Ihre Aufgabe -> Schreiben Sie aus dem Ausgangstext über „Omaha“ alles von „Mehr als nur“ bis hinunter zu „Toptänzerin und Supermöse.“ wortgetreu ab.

--- Ausgangstext ---

Denn für Porno ist „Omaha“ – wie soll man es ausdrücken – zu gut und zu aufwändig. Omaha redet mit ihren Gespielen vor dem Sex und nach dem Sex aber auch. Wo im Porno nach dem Orgasmus abgeblendet wird, geht die Szene bei „Omaha“ weiter. Und wenn zwei zur Tür reinkommen, dann vögeln sie nicht immer los, sondern essen auch mal was.
Mehr als nur eine Supermöse
Dazwischen trifft Omaha Freunde und kämpft um ihren Job, denn die Strip-Clubs der späten 70er sollen in einem konservativen Rollback dichtgemacht werden. Sowas kennt man im Porno schon auch, aber nur als Feigenblatt, etwa in den Schulmädchenreports und Lederhosenstreifen, die das lustvolle Sex-Entdecken hauptsächlich als gutverkäufliches Angebot zum Mitspannen verwerteten. Bei „Omaha“ versucht jemand sichtlich und erfolgreich, aus seiner Protagonistin mehr zu machen als eine Toptänzerin und Supermöse.

--- Datenauszug ---

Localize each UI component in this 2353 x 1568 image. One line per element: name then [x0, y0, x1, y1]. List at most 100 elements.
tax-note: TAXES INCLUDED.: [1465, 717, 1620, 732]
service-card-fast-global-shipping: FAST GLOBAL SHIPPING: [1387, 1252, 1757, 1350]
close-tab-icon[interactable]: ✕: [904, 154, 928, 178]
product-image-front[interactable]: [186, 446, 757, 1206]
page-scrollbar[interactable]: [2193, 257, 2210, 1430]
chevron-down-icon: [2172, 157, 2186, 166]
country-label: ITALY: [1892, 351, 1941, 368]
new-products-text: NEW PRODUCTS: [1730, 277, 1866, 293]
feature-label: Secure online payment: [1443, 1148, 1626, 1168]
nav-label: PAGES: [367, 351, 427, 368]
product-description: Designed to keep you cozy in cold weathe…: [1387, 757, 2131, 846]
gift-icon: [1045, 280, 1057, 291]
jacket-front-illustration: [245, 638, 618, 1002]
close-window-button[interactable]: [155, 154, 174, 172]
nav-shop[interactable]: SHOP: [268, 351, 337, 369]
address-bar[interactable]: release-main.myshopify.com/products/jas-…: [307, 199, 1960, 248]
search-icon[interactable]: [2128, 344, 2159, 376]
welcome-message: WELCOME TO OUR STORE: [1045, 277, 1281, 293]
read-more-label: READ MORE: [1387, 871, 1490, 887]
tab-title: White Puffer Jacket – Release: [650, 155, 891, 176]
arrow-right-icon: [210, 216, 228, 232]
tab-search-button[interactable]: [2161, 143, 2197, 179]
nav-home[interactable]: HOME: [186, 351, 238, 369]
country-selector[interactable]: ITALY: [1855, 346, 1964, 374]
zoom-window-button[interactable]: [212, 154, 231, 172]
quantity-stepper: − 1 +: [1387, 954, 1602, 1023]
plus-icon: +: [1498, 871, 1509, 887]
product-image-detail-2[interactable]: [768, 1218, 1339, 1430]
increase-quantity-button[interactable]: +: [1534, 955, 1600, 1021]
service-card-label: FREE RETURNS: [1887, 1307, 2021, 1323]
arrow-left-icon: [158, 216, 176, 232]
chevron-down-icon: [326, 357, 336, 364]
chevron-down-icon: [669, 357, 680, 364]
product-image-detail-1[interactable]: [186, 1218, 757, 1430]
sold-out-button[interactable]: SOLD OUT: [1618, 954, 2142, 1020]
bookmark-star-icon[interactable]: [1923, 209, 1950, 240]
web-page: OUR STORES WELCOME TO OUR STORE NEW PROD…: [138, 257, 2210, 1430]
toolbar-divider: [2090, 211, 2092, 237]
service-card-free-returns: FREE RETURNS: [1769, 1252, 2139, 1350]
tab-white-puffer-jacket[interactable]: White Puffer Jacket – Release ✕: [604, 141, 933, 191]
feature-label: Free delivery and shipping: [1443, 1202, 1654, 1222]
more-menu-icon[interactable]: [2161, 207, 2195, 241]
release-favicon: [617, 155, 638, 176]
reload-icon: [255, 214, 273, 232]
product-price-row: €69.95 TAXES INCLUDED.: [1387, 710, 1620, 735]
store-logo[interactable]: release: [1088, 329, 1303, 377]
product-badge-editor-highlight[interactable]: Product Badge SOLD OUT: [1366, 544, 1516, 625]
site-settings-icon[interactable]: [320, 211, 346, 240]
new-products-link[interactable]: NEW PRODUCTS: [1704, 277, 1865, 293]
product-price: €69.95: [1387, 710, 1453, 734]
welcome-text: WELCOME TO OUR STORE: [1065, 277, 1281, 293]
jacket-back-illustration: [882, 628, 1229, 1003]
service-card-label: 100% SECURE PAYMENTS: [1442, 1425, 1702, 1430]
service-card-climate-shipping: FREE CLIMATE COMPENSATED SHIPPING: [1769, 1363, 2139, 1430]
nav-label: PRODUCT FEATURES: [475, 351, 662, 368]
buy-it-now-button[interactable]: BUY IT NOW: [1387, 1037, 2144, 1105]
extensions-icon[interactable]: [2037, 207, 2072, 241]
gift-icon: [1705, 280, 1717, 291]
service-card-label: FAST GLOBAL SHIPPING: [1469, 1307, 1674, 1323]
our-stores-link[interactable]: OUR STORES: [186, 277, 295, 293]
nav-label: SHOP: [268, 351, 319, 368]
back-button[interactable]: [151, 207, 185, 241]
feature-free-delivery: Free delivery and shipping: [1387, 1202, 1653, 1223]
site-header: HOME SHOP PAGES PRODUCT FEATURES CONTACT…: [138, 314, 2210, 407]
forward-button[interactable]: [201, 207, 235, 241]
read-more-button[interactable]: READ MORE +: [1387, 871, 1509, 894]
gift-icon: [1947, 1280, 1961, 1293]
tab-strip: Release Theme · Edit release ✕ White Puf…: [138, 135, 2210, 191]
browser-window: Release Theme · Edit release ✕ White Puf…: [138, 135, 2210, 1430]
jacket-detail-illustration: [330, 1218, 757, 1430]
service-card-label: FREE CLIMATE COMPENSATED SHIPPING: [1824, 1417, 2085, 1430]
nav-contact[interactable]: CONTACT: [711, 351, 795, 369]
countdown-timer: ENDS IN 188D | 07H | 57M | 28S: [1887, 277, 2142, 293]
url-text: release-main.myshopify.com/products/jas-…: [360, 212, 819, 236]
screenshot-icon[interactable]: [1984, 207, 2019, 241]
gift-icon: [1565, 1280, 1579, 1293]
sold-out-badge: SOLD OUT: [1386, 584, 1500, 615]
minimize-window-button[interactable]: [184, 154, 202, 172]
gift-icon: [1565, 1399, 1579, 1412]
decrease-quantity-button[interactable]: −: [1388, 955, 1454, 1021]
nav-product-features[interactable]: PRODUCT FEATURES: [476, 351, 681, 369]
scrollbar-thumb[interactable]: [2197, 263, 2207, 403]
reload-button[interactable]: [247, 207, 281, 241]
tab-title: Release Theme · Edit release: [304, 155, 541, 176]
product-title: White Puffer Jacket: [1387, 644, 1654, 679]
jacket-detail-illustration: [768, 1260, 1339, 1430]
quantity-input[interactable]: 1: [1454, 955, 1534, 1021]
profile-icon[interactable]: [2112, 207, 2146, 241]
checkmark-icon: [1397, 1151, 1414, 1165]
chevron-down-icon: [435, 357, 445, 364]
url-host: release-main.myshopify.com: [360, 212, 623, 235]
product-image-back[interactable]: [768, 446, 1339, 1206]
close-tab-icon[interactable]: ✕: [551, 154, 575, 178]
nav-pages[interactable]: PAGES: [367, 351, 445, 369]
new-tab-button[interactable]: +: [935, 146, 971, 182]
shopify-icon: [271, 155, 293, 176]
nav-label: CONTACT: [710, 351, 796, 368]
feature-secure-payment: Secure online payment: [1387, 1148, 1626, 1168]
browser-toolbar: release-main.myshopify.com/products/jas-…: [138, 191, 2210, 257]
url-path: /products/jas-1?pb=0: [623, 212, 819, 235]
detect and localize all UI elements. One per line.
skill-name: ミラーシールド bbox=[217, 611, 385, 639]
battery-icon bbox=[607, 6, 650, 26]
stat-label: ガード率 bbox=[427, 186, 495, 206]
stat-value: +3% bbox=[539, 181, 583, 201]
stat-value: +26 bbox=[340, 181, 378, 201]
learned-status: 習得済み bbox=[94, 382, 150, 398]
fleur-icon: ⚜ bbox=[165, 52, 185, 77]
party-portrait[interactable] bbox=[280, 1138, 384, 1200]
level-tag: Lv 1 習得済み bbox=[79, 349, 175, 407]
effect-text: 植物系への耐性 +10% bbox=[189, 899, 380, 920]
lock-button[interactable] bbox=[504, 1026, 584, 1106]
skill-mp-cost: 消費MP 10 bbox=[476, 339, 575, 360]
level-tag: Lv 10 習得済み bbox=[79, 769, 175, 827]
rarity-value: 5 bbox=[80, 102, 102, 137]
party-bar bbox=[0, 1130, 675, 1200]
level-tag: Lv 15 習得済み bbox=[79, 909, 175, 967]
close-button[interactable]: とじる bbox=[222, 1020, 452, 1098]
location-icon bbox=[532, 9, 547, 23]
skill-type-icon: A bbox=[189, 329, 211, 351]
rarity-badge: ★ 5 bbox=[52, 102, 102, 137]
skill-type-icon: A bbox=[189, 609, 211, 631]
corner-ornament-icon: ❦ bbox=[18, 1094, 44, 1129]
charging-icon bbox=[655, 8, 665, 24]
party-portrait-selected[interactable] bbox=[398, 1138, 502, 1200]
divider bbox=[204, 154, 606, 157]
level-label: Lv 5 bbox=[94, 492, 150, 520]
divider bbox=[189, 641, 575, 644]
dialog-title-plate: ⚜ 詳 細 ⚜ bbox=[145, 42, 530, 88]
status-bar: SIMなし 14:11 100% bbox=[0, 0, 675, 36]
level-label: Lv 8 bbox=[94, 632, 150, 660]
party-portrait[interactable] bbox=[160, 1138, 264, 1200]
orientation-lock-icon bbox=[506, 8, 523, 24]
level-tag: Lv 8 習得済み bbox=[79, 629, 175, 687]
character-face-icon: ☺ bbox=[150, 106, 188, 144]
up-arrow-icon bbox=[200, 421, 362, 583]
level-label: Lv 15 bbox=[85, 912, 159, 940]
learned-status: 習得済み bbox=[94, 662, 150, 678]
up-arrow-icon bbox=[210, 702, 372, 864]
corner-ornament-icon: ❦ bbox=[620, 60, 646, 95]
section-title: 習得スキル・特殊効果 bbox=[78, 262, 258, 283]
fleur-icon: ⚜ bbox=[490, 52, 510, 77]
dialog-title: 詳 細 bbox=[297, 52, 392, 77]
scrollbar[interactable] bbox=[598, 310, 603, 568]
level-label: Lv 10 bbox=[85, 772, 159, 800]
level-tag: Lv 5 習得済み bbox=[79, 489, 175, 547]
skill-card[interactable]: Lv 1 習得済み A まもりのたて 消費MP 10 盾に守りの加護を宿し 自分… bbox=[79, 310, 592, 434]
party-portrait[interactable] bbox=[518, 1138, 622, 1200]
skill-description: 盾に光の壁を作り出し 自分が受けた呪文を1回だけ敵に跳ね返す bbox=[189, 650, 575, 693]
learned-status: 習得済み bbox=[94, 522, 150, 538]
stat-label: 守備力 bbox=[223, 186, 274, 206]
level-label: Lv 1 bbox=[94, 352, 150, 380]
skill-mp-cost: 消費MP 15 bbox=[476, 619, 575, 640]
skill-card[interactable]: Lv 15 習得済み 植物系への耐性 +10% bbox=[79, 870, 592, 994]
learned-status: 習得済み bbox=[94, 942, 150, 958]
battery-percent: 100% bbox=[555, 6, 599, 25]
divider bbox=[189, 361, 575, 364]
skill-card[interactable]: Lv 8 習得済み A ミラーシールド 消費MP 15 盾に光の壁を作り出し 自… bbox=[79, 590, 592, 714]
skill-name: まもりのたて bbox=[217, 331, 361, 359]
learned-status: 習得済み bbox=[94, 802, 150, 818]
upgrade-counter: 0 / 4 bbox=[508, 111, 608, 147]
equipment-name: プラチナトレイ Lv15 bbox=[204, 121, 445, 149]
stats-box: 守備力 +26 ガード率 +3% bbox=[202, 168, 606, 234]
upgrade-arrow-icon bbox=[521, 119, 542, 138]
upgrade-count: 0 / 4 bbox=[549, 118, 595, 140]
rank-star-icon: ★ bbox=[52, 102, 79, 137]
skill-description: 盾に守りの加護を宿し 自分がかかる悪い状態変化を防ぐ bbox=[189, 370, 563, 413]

---

Die Antwort ->
Mehr als nur eine Supermöse
Dazwischen trifft Omaha Freunde und kämpft um ihren Job, denn die Strip-Clubs der späten 70er sollen in einem konservativen Rollback dichtgemacht werden. Sowas kennt man im Porno schon auch, aber nur als Feigenblatt, etwa in den Schulmädchenreports und Lederhosenstreifen, die das lustvolle Sex-Entdecken hauptsächlich als gutverkäufliches Angebot zum Mitspannen verwerteten. Bei „Omaha“ versucht jemand sichtlich und erfolgreich, aus seiner Protagonistin mehr zu machen als eine Toptänzerin und Supermöse.